== WHAT IS EXPECTED ==
Extract the records below word for word and ignore the images.

---------- MATERIAL SUPPLIED

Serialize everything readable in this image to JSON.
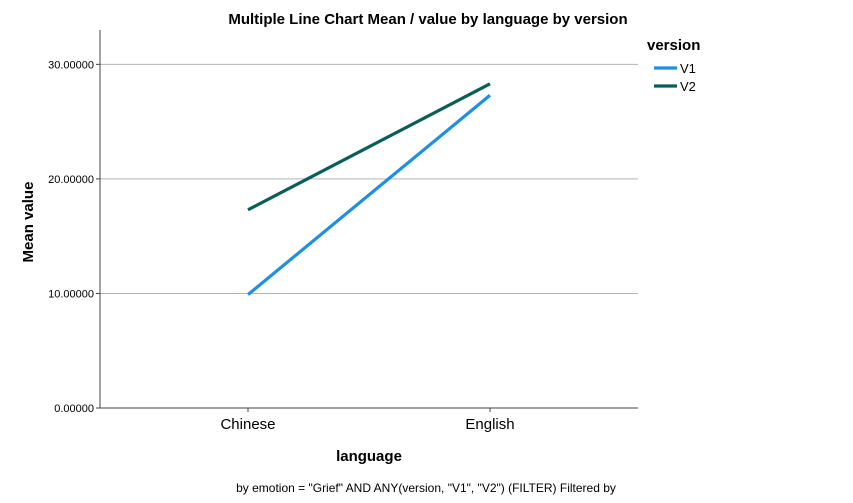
{
  "chart_data": {
    "type": "line",
    "title": "Multiple Line Chart Mean /  value by language by version",
    "xlabel": "language",
    "ylabel": "Mean value",
    "categories": [
      "Chinese",
      "English"
    ],
    "ylim": [
      0,
      33
    ],
    "y_ticks": [
      "0.00000",
      "10.00000",
      "20.00000",
      "30.00000"
    ],
    "y_tick_values": [
      0,
      10,
      20,
      30
    ],
    "grid": true,
    "legend_title": "version",
    "legend_position": "top-right",
    "series": [
      {
        "name": "V1",
        "color": "#1f8fe0",
        "values": [
          9.9,
          27.3
        ]
      },
      {
        "name": "V2",
        "color": "#0b5e57",
        "values": [
          17.3,
          28.3
        ]
      }
    ],
    "footnote": "by emotion = \"Grief\" AND ANY(version, \"V1\", \"V2\") (FILTER) Filtered by"
  }
}
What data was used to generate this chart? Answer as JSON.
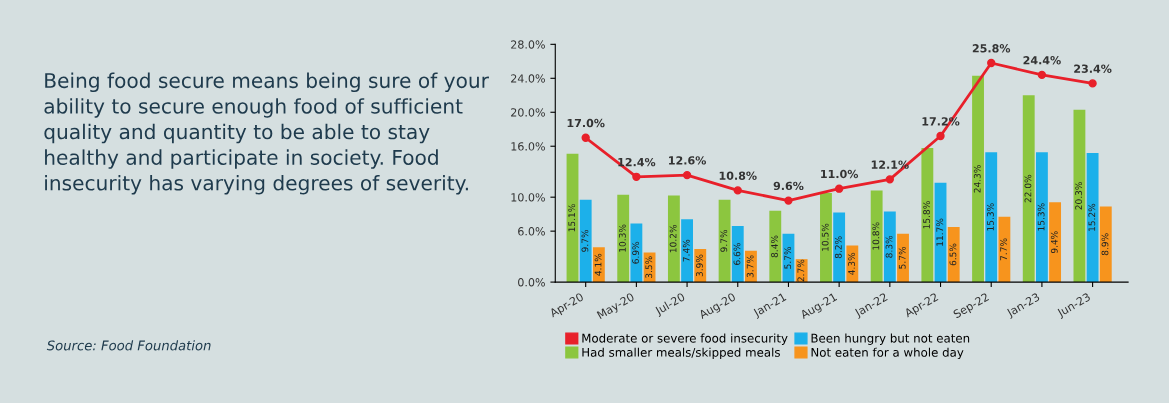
{
  "chart_data": {
    "type": "bar",
    "categories": [
      "Apr-20",
      "May-20",
      "Jul-20",
      "Aug-20",
      "Jan-21",
      "Aug-21",
      "Jan-22",
      "Apr-22",
      "Sep-22",
      "Jan-23",
      "Jun-23"
    ],
    "series": [
      {
        "name": "Moderate or severe food insecurity",
        "type": "line",
        "color": "#e8202a",
        "values": [
          17.0,
          12.4,
          12.6,
          10.8,
          9.6,
          11.0,
          12.1,
          17.2,
          25.8,
          24.4,
          23.4
        ],
        "value_labels": [
          "17.0%",
          "12.4%",
          "12.6%",
          "10.8%",
          "9.6%",
          "11.0%",
          "12.1%",
          "17.2%",
          "25.8%",
          "24.4%",
          "23.4%"
        ]
      },
      {
        "name": "Had smaller meals/skipped meals",
        "color": "#8cc63f",
        "values": [
          15.1,
          10.3,
          10.2,
          9.7,
          8.4,
          10.5,
          10.8,
          15.8,
          24.3,
          22.0,
          20.3
        ],
        "value_labels": [
          "15.1%",
          "10.3%",
          "10.2%",
          "9.7%",
          "8.4%",
          "10.5%",
          "10.8%",
          "15.8%",
          "24.3%",
          "22.0%",
          "20.3%"
        ]
      },
      {
        "name": "Been hungry but not eaten",
        "color": "#1cb0ea",
        "values": [
          9.7,
          6.9,
          7.4,
          6.6,
          5.7,
          8.2,
          8.3,
          11.7,
          15.3,
          15.3,
          15.2
        ],
        "value_labels": [
          "9.7%",
          "6.9%",
          "7.4%",
          "6.6%",
          "5.7%",
          "8.2%",
          "8.3%",
          "11.7%",
          "15.3%",
          "15.3%",
          "15.2%"
        ]
      },
      {
        "name": "Not eaten for a whole day",
        "color": "#f7941d",
        "values": [
          4.1,
          3.5,
          3.9,
          3.7,
          2.7,
          4.3,
          5.7,
          6.5,
          7.7,
          9.4,
          8.9
        ],
        "value_labels": [
          "4.1%",
          "3.5%",
          "3.9%",
          "3.7%",
          "2.7%",
          "4.3%",
          "5.7%",
          "6.5%",
          "7.7%",
          "9.4%",
          "8.9%"
        ]
      }
    ],
    "ylim": [
      0,
      28
    ],
    "yticks": [
      {
        "value": 0,
        "label": "0.0%"
      },
      {
        "value": 6,
        "label": "6.0%"
      },
      {
        "value": 10,
        "label": "10.0%"
      },
      {
        "value": 16,
        "label": "16.0%"
      },
      {
        "value": 20,
        "label": "20.0%"
      },
      {
        "value": 24,
        "label": "24.0%"
      },
      {
        "value": 28,
        "label": "28.0%"
      }
    ],
    "marker": "circle",
    "legend": "bottom",
    "annotations": [
      "Being food secure means being sure of your ability to secure enough food of sufficient quality and quantity to be able to stay healthy and participate in society. Food insecurity has varying degrees of severity.",
      "Source: Food Foundation"
    ]
  }
}
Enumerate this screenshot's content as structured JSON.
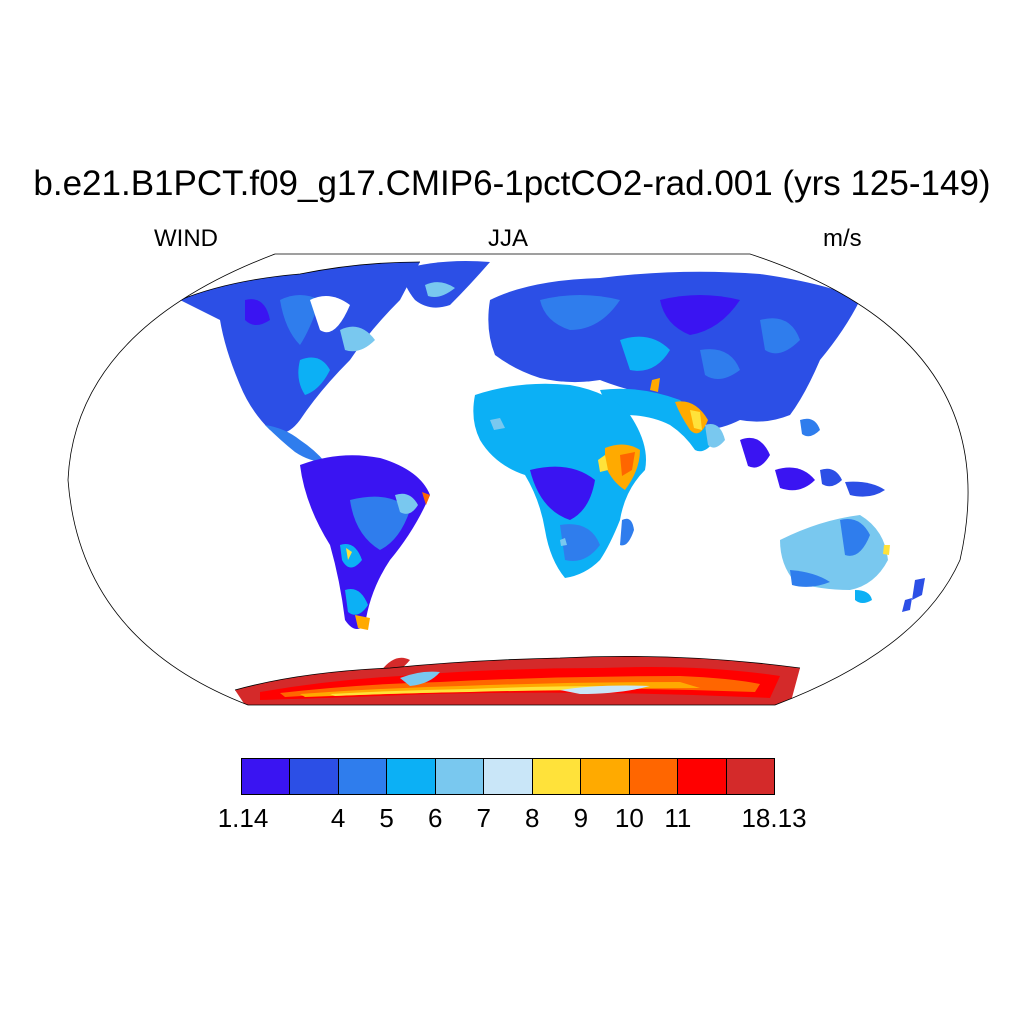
{
  "figure": {
    "title": "b.e21.B1PCT.f09_g17.CMIP6-1pctCO2-rad.001 (yrs 125-149)",
    "left_string": "WIND",
    "center_string": "JJA",
    "right_string": "m/s"
  },
  "map": {
    "projection": "robinson",
    "variable": "WIND",
    "season": "JJA",
    "units": "m/s"
  },
  "colorbar": {
    "colors": [
      "#3a14f2",
      "#2c4fe6",
      "#2f7ded",
      "#0cb0f5",
      "#79c8ef",
      "#c9e6f8",
      "#ffe23a",
      "#ffaa00",
      "#ff6600",
      "#ff0000",
      "#d42a2a"
    ],
    "labels": [
      "1.14",
      "4",
      "5",
      "6",
      "7",
      "8",
      "9",
      "10",
      "11",
      "18.13"
    ]
  }
}
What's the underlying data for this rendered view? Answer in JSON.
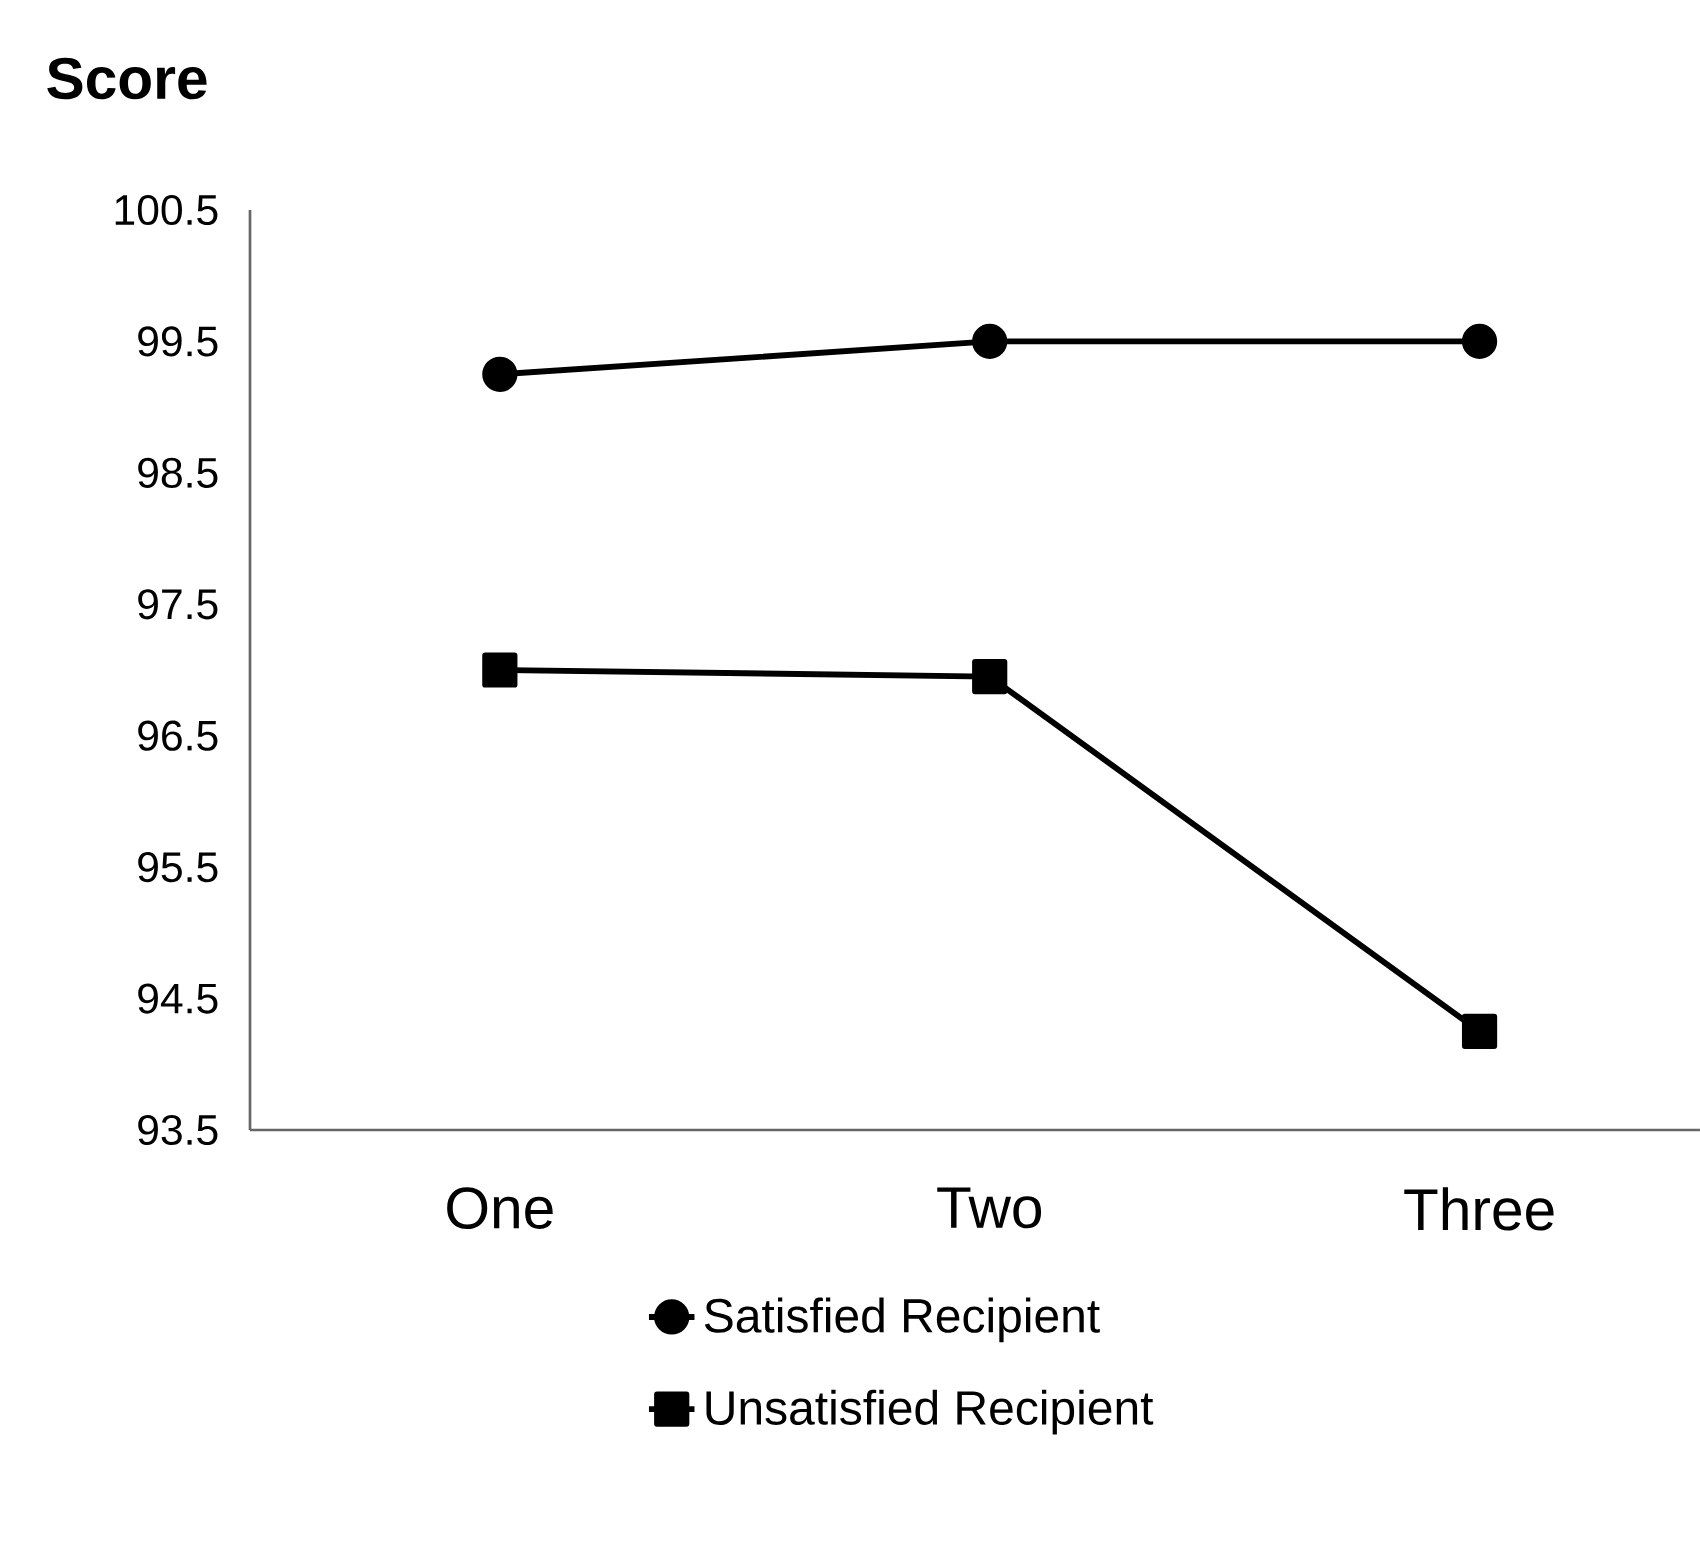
{
  "chart_data": {
    "type": "line",
    "ylabel": "Score",
    "categories": [
      "One",
      "Two",
      "Three"
    ],
    "series": [
      {
        "name": "Satisfied Recipient",
        "color": "#000000",
        "marker": "circle",
        "values": [
          99.25,
          99.5,
          99.5
        ]
      },
      {
        "name": "Unsatisfied Recipient",
        "color": "#000000",
        "marker": "square",
        "values": [
          97.0,
          96.95,
          94.25
        ]
      }
    ],
    "ylim": [
      93.5,
      100.5
    ],
    "yticks": [
      93.5,
      94.5,
      95.5,
      96.5,
      97.5,
      98.5,
      99.5,
      100.5
    ],
    "grid": false,
    "legend": "bottom",
    "line_style": "solid"
  }
}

--------------------

== CORRECT OUTPUT ==
Serialize everything readable in this image to JSON.
{
  "chart_data": {
    "type": "line",
    "title": "Multiple Line Chart Mean /  value by language by version",
    "xlabel": "language",
    "ylabel": "Mean value",
    "categories": [
      "Chinese",
      "English"
    ],
    "ylim": [
      0,
      33
    ],
    "y_ticks": [
      "0.00000",
      "10.00000",
      "20.00000",
      "30.00000"
    ],
    "y_tick_values": [
      0,
      10,
      20,
      30
    ],
    "grid": true,
    "legend_title": "version",
    "legend_position": "top-right",
    "series": [
      {
        "name": "V1",
        "color": "#1f8fe0",
        "values": [
          9.9,
          27.3
        ]
      },
      {
        "name": "V2",
        "color": "#0b5e57",
        "values": [
          17.3,
          28.3
        ]
      }
    ],
    "footnote": "by emotion = \"Grief\" AND ANY(version, \"V1\", \"V2\") (FILTER) Filtered by"
  }
}
What data was used to generate this chart? Answer as JSON.
{
  "chart_data": {
    "type": "bar",
    "categories": [
      "Apr-20",
      "May-20",
      "Jul-20",
      "Aug-20",
      "Jan-21",
      "Aug-21",
      "Jan-22",
      "Apr-22",
      "Sep-22",
      "Jan-23",
      "Jun-23"
    ],
    "series": [
      {
        "name": "Moderate or severe food insecurity",
        "type": "line",
        "color": "#e8202a",
        "values": [
          17.0,
          12.4,
          12.6,
          10.8,
          9.6,
          11.0,
          12.1,
          17.2,
          25.8,
          24.4,
          23.4
        ],
        "value_labels": [
          "17.0%",
          "12.4%",
          "12.6%",
          "10.8%",
          "9.6%",
          "11.0%",
          "12.1%",
          "17.2%",
          "25.8%",
          "24.4%",
          "23.4%"
        ]
      },
      {
        "name": "Had smaller meals/skipped meals",
        "color": "#8cc63f",
        "values": [
          15.1,
          10.3,
          10.2,
          9.7,
          8.4,
          10.5,
          10.8,
          15.8,
          24.3,
          22.0,
          20.3
        ],
        "value_labels": [
          "15.1%",
          "10.3%",
          "10.2%",
          "9.7%",
          "8.4%",
          "10.5%",
          "10.8%",
          "15.8%",
          "24.3%",
          "22.0%",
          "20.3%"
        ]
      },
      {
        "name": "Been hungry but not eaten",
        "color": "#1cb0ea",
        "values": [
          9.7,
          6.9,
          7.4,
          6.6,
          5.7,
          8.2,
          8.3,
          11.7,
          15.3,
          15.3,
          15.2
        ],
        "value_labels": [
          "9.7%",
          "6.9%",
          "7.4%",
          "6.6%",
          "5.7%",
          "8.2%",
          "8.3%",
          "11.7%",
          "15.3%",
          "15.3%",
          "15.2%"
        ]
      },
      {
        "name": "Not eaten for a whole day",
        "color": "#f7941d",
        "values": [
          4.1,
          3.5,
          3.9,
          3.7,
          2.7,
          4.3,
          5.7,
          6.5,
          7.7,
          9.4,
          8.9
        ],
        "value_labels": [
          "4.1%",
          "3.5%",
          "3.9%",
          "3.7%",
          "2.7%",
          "4.3%",
          "5.7%",
          "6.5%",
          "7.7%",
          "9.4%",
          "8.9%"
        ]
      }
    ],
    "ylim": [
      0,
      28
    ],
    "yticks": [
      {
        "value": 0,
        "label": "0.0%"
      },
      {
        "value": 6,
        "label": "6.0%"
      },
      {
        "value": 10,
        "label": "10.0%"
      },
      {
        "value": 16,
        "label": "16.0%"
      },
      {
        "value": 20,
        "label": "20.0%"
      },
      {
        "value": 24,
        "label": "24.0%"
      },
      {
        "value": 28,
        "label": "28.0%"
      }
    ],
    "marker": "circle",
    "legend": "bottom",
    "annotations": [
      "Being food secure means being sure of your ability to secure enough food of sufficient quality and quantity to be able to stay healthy and participate in society. Food insecurity has varying degrees of severity.",
      "Source: Food Foundation"
    ]
  }
}
Enumerate this screenshot's content as structured JSON.
{
  "figure": {
    "title": "b.e21.B1PCT.f09_g17.CMIP6-1pctCO2-rad.001 (yrs 125-149)",
    "left_string": "WIND",
    "center_string": "JJA",
    "right_string": "m/s"
  },
  "map": {
    "projection": "robinson",
    "variable": "WIND",
    "season": "JJA",
    "units": "m/s"
  },
  "colorbar": {
    "colors": [
      "#3a14f2",
      "#2c4fe6",
      "#2f7ded",
      "#0cb0f5",
      "#79c8ef",
      "#c9e6f8",
      "#ffe23a",
      "#ffaa00",
      "#ff6600",
      "#ff0000",
      "#d42a2a"
    ],
    "labels": [
      "1.14",
      "4",
      "5",
      "6",
      "7",
      "8",
      "9",
      "10",
      "11",
      "18.13"
    ]
  }
}
What's the underlying data for this rendered view? Answer in JSON.
{
  "chart_data": {
    "type": "line",
    "ylabel": "Score",
    "categories": [
      "One",
      "Two",
      "Three"
    ],
    "series": [
      {
        "name": "Satisfied Recipient",
        "color": "#000000",
        "marker": "circle",
        "values": [
          99.25,
          99.5,
          99.5
        ]
      },
      {
        "name": "Unsatisfied Recipient",
        "color": "#000000",
        "marker": "square",
        "values": [
          97.0,
          96.95,
          94.25
        ]
      }
    ],
    "ylim": [
      93.5,
      100.5
    ],
    "yticks": [
      93.5,
      94.5,
      95.5,
      96.5,
      97.5,
      98.5,
      99.5,
      100.5
    ],
    "grid": false,
    "legend": "bottom",
    "line_style": "solid"
  }
}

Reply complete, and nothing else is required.